* EXERCISE AIM
Copy the data that follows exactly. Include no pictures.

* MATERIAL TO PROCESS
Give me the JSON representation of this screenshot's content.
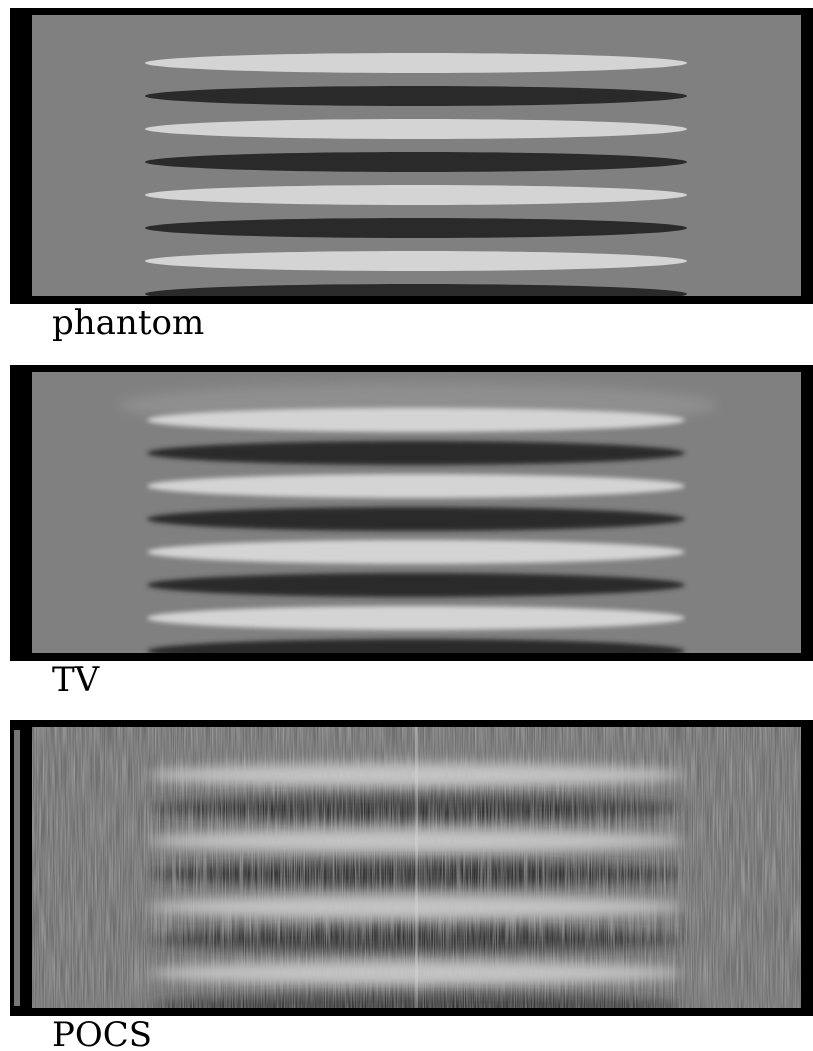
{
  "panels": [
    {
      "label": "phantom"
    },
    {
      "label": "TV"
    },
    {
      "label": "POCS"
    }
  ]
}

* RESPONSE TO THE TASK
Give me the JSON representation of this screenshot's content.
{
  "panels": [
    {
      "label": "phantom"
    },
    {
      "label": "TV"
    },
    {
      "label": "POCS"
    }
  ]
}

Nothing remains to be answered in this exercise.